Supplied data:
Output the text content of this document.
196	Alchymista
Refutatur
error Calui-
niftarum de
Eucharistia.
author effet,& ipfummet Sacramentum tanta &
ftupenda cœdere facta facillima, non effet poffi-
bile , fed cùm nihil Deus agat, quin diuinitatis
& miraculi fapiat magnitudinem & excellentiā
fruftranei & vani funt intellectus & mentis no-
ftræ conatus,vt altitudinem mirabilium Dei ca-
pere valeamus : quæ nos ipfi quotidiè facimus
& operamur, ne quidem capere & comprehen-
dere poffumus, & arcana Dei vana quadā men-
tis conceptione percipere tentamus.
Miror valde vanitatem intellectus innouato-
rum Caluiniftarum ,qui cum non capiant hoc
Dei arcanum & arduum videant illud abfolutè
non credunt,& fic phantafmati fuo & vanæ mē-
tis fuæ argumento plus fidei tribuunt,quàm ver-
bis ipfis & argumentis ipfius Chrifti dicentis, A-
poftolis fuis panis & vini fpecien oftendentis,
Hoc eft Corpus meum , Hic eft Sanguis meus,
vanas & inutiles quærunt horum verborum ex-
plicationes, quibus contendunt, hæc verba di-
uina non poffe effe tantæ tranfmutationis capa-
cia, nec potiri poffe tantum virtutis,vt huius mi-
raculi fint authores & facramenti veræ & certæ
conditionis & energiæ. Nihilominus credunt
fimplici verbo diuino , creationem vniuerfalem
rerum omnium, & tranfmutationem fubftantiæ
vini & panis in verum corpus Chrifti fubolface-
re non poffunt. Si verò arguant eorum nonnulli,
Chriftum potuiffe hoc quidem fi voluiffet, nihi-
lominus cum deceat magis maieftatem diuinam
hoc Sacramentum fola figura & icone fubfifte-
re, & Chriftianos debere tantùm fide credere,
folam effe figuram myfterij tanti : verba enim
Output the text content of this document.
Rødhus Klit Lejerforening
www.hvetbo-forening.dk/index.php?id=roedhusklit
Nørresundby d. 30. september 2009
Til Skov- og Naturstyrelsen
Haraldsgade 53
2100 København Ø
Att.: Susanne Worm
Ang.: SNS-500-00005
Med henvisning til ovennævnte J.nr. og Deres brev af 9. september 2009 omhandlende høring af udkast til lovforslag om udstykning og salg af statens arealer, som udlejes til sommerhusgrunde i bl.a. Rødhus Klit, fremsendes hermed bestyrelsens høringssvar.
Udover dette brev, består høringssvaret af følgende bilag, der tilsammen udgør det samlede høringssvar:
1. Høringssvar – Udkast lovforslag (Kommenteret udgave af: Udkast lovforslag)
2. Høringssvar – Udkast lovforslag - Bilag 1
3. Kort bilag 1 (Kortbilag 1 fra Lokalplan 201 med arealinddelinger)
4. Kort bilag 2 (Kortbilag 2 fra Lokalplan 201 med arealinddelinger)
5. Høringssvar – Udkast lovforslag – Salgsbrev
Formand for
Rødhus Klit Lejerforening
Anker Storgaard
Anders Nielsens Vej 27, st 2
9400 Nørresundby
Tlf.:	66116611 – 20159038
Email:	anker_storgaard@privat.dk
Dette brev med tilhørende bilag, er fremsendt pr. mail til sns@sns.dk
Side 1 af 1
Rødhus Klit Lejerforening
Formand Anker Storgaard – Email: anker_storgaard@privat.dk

What needs to be done:
Output the records exactly, including every line.

Response to this exercise:
Output the text content of this document.
196	Alchymista
Refutatur
error Calui-
niftarum de
Eucharistia.
author effet,& ipfummet Sacramentum tanta &
ftupenda cœdere facta facillima, non effet poffi-
bile , fed cùm nihil Deus agat, quin diuinitatis
& miraculi fapiat magnitudinem & excellentiā
fruftranei & vani funt intellectus & mentis no-
ftræ conatus,vt altitudinem mirabilium Dei ca-
pere valeamus : quæ nos ipfi quotidiè facimus
& operamur, ne quidem capere & comprehen-
dere poffumus, & arcana Dei vana quadā men-
tis conceptione percipere tentamus.
Miror valde vanitatem intellectus innouato-
rum Caluiniftarum ,qui cum non capiant hoc
Dei arcanum & arduum videant illud abfolutè
non credunt,& fic phantafmati fuo & vanæ mē-
tis fuæ argumento plus fidei tribuunt,quàm ver-
bis ipfis & argumentis ipfius Chrifti dicentis, A-
poftolis fuis panis & vini fpecien oftendentis,
Hoc eft Corpus meum , Hic eft Sanguis meus,
vanas & inutiles quærunt horum verborum ex-
plicationes, quibus contendunt, hæc verba di-
uina non poffe effe tantæ tranfmutationis capa-
cia, nec potiri poffe tantum virtutis,vt huius mi-
raculi fint authores & facramenti veræ & certæ
conditionis & energiæ. Nihilominus credunt
fimplici verbo diuino , creationem vniuerfalem
rerum omnium, & tranfmutationem fubftantiæ
vini & panis in verum corpus Chrifti fubolface-
re non poffunt. Si verò arguant eorum nonnulli,
Chriftum potuiffe hoc quidem fi voluiffet, nihi-
lominus cum deceat magis maieftatem diuinam
hoc Sacramentum fola figura & icone fubfifte-
re, & Chriftianos debere tantùm fide credere,
folam effe figuram myfterij tanti : verba enim
Output the text content of this document.
Rødhus Klit Lejerforening
www.hvetbo-forening.dk/index.php?id=roedhusklit
Nørresundby d. 30. september 2009
Til Skov- og Naturstyrelsen
Haraldsgade 53
2100 København Ø
Att.: Susanne Worm
Ang.: SNS-500-00005
Med henvisning til ovennævnte J.nr. og Deres brev af 9. september 2009 omhandlende høring af udkast til lovforslag om udstykning og salg af statens arealer, som udlejes til sommerhusgrunde i bl.a. Rødhus Klit, fremsendes hermed bestyrelsens høringssvar.
Udover dette brev, består høringssvaret af følgende bilag, der tilsammen udgør det samlede høringssvar:
1. Høringssvar – Udkast lovforslag (Kommenteret udgave af: Udkast lovforslag)
2. Høringssvar – Udkast lovforslag - Bilag 1
3. Kort bilag 1 (Kortbilag 1 fra Lokalplan 201 med arealinddelinger)
4. Kort bilag 2 (Kortbilag 2 fra Lokalplan 201 med arealinddelinger)
5. Høringssvar – Udkast lovforslag – Salgsbrev
Formand for
Rødhus Klit Lejerforening
Anker Storgaard
Anders Nielsens Vej 27, st 2
9400 Nørresundby
Tlf.:	66116611 – 20159038
Email:	anker_storgaard@privat.dk
Dette brev med tilhørende bilag, er fremsendt pr. mail til sns@sns.dk
Side 1 af 1
Rødhus Klit Lejerforening
Formand Anker Storgaard – Email: anker_storgaard@privat.dk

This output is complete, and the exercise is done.